■ Set problem
Find each line that has the string "Coordinator" and give the total, with nothing else.
══ Raw data ══
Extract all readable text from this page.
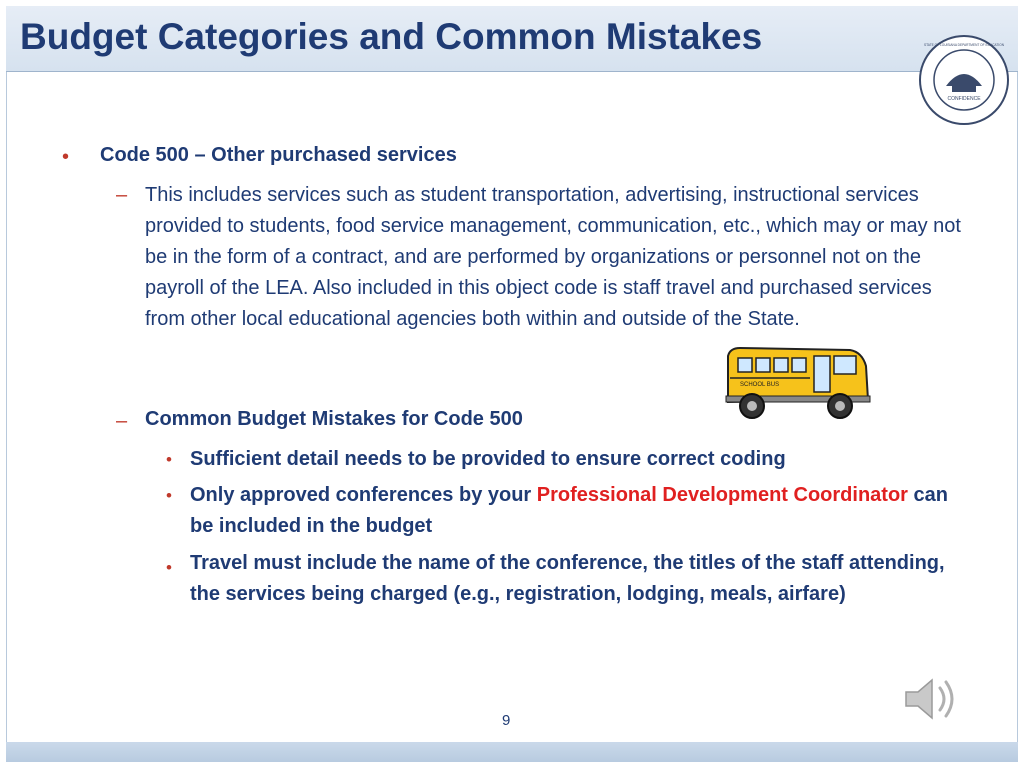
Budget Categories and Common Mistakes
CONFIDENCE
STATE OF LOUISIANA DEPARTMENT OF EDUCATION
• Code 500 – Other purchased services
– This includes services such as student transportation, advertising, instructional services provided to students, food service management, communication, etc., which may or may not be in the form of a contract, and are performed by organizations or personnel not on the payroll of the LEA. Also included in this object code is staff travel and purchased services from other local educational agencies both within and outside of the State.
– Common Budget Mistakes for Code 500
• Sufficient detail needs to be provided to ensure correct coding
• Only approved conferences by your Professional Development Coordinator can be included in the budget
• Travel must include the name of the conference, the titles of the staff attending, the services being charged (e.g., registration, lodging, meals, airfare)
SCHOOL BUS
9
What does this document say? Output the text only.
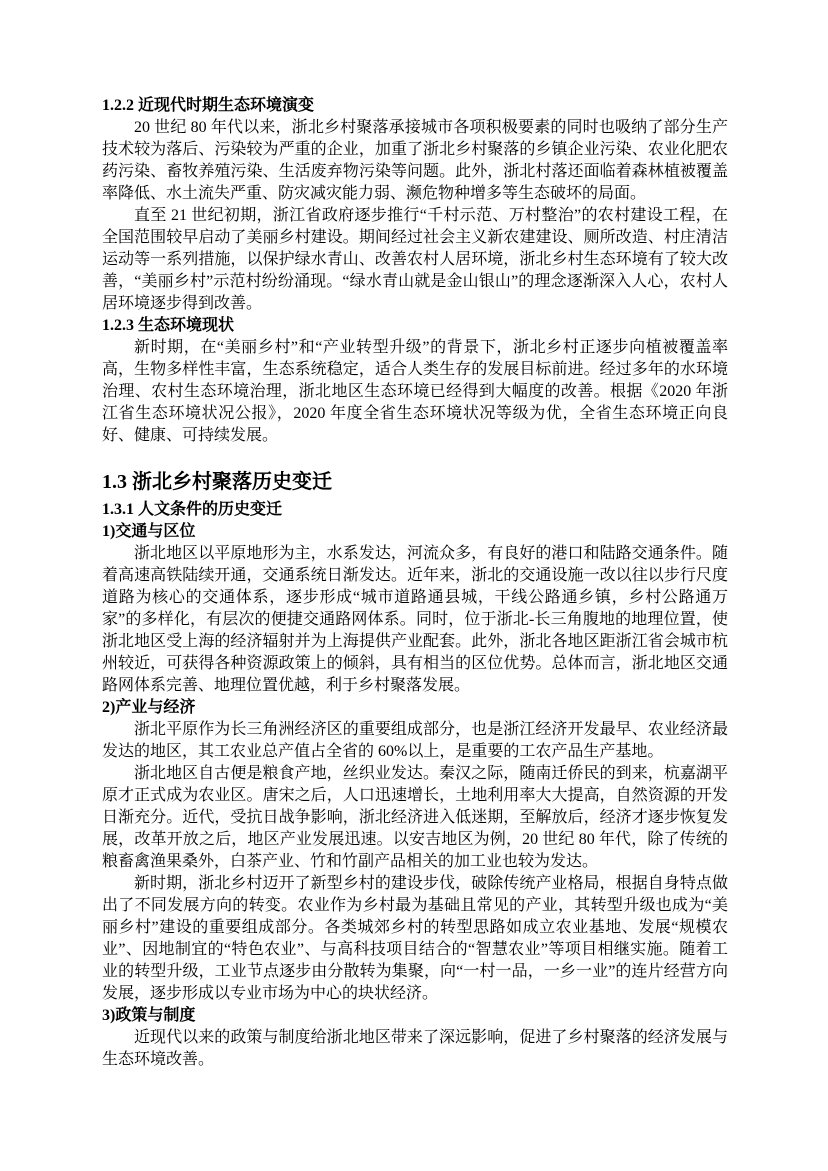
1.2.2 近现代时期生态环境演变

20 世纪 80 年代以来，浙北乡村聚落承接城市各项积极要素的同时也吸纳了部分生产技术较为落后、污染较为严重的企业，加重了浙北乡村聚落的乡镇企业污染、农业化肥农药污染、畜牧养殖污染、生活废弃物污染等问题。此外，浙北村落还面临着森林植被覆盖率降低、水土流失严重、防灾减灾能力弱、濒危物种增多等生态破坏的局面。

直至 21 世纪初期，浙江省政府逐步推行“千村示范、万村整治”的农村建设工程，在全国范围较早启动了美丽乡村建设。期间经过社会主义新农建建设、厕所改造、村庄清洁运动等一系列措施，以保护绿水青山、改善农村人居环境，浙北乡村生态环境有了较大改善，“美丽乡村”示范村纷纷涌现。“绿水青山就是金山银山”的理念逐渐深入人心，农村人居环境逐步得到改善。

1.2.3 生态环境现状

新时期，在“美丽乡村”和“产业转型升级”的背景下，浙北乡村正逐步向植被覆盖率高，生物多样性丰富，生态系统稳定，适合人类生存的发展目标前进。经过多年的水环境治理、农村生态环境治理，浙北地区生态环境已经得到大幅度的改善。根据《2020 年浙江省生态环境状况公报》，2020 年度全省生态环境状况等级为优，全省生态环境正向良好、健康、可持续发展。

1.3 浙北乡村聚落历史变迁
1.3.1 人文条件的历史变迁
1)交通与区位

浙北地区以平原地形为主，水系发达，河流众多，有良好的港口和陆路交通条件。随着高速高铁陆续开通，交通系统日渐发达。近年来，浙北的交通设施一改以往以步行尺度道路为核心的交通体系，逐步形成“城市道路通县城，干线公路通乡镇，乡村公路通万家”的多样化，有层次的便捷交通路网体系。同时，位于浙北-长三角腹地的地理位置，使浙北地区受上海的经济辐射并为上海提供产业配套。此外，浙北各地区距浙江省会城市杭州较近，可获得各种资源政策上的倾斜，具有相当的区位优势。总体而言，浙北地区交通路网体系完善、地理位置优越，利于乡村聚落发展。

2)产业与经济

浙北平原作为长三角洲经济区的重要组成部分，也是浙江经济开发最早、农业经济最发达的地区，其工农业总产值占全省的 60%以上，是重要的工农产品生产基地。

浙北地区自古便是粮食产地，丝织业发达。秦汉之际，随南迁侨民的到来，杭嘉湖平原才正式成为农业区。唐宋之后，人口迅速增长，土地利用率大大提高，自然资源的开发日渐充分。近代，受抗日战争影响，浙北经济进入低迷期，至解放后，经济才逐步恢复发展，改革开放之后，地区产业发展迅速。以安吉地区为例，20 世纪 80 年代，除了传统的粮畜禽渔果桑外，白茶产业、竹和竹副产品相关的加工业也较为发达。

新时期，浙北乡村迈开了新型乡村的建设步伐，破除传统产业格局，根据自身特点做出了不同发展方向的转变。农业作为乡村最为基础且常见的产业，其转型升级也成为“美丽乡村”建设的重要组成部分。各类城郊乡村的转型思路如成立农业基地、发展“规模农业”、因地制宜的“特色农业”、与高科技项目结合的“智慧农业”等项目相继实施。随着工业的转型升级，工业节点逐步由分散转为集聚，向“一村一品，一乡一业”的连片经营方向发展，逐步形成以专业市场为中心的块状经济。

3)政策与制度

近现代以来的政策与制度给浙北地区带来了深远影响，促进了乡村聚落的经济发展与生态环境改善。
═══
══ Raw data ══
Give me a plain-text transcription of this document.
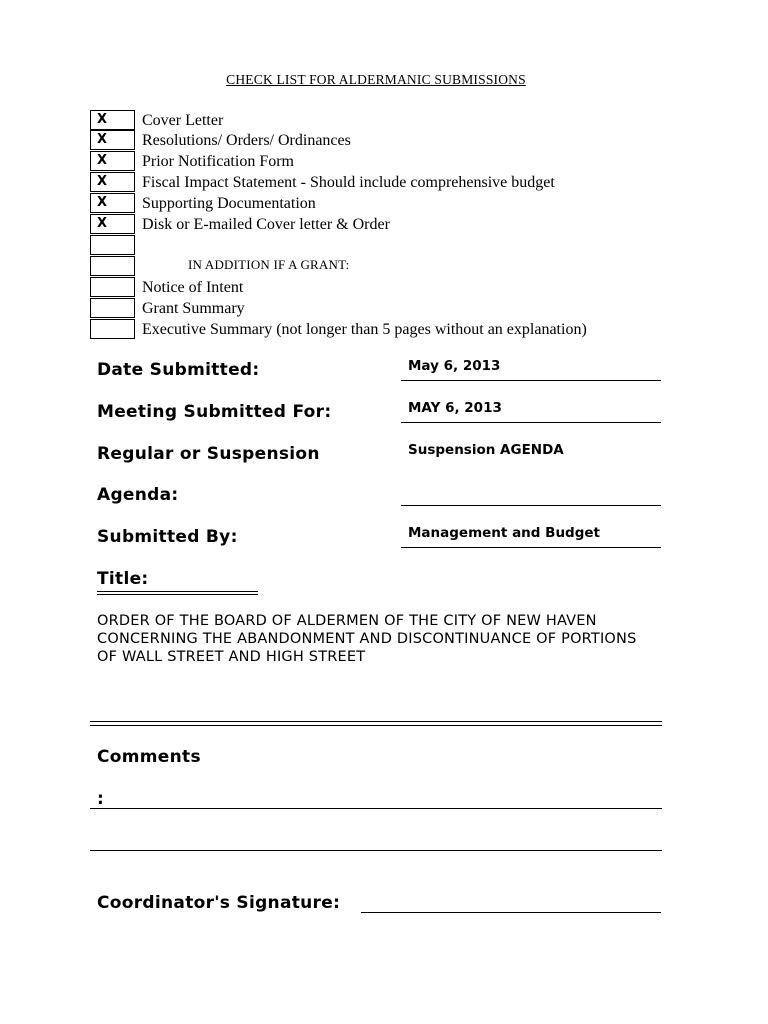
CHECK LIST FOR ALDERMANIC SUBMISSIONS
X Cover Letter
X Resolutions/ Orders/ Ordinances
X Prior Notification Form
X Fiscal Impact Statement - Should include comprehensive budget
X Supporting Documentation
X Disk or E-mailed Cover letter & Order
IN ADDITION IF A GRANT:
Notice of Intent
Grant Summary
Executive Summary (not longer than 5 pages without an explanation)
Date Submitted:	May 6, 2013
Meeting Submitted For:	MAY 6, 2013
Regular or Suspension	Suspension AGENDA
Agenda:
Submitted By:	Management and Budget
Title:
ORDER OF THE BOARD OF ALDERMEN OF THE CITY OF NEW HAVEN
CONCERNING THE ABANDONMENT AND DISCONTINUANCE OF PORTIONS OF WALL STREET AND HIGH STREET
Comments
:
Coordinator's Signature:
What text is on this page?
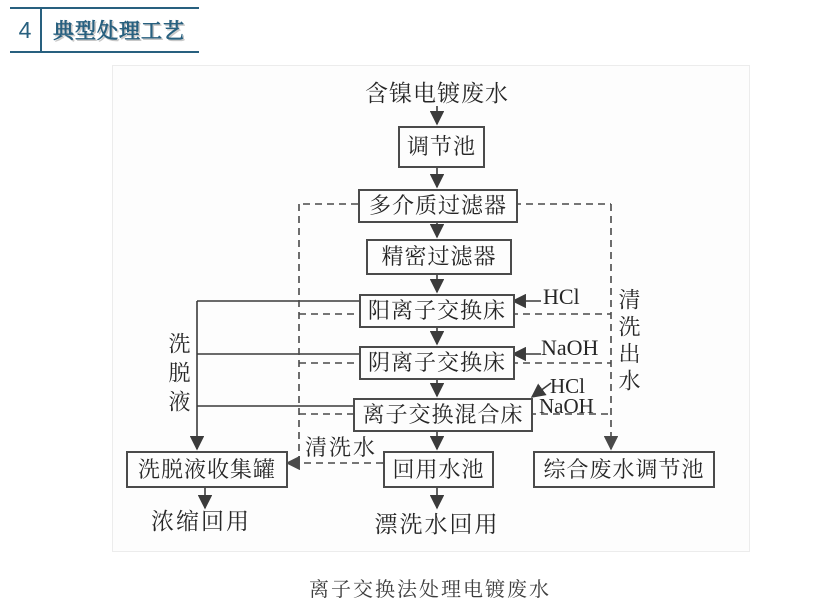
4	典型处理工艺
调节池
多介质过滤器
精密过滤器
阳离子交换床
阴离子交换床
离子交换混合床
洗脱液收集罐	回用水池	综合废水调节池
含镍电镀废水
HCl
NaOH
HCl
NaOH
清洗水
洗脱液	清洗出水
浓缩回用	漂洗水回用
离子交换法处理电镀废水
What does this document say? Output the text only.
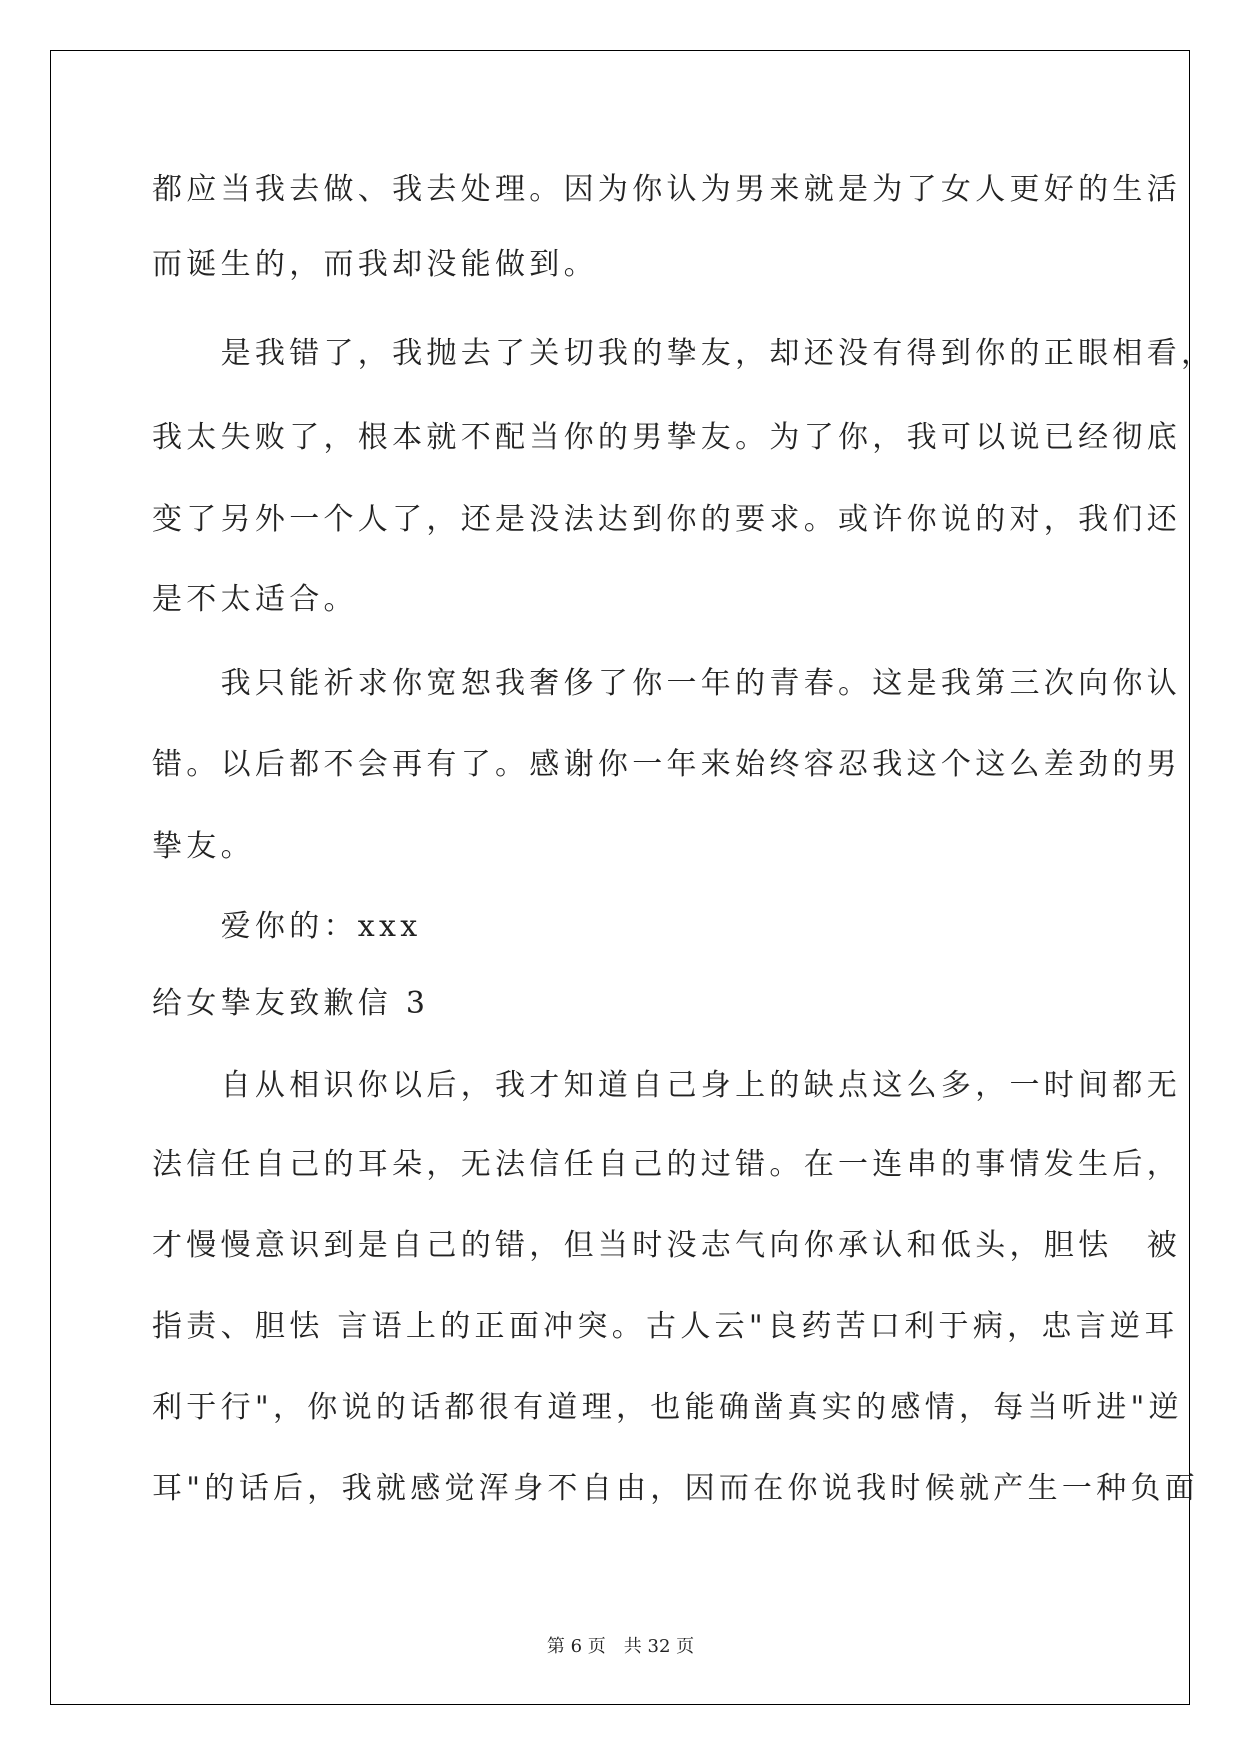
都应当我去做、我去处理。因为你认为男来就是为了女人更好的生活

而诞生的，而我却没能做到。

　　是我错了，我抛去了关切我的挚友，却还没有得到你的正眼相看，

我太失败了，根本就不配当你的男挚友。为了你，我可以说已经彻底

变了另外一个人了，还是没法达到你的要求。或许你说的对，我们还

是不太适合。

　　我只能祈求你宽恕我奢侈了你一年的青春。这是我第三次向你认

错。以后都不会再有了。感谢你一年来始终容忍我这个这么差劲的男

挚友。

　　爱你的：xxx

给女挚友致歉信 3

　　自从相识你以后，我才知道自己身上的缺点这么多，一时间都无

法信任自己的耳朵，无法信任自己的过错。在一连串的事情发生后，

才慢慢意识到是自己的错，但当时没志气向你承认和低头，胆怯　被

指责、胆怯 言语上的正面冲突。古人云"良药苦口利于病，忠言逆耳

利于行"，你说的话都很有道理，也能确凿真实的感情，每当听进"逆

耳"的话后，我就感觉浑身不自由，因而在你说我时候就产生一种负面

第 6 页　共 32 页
═══
■ Task solution
2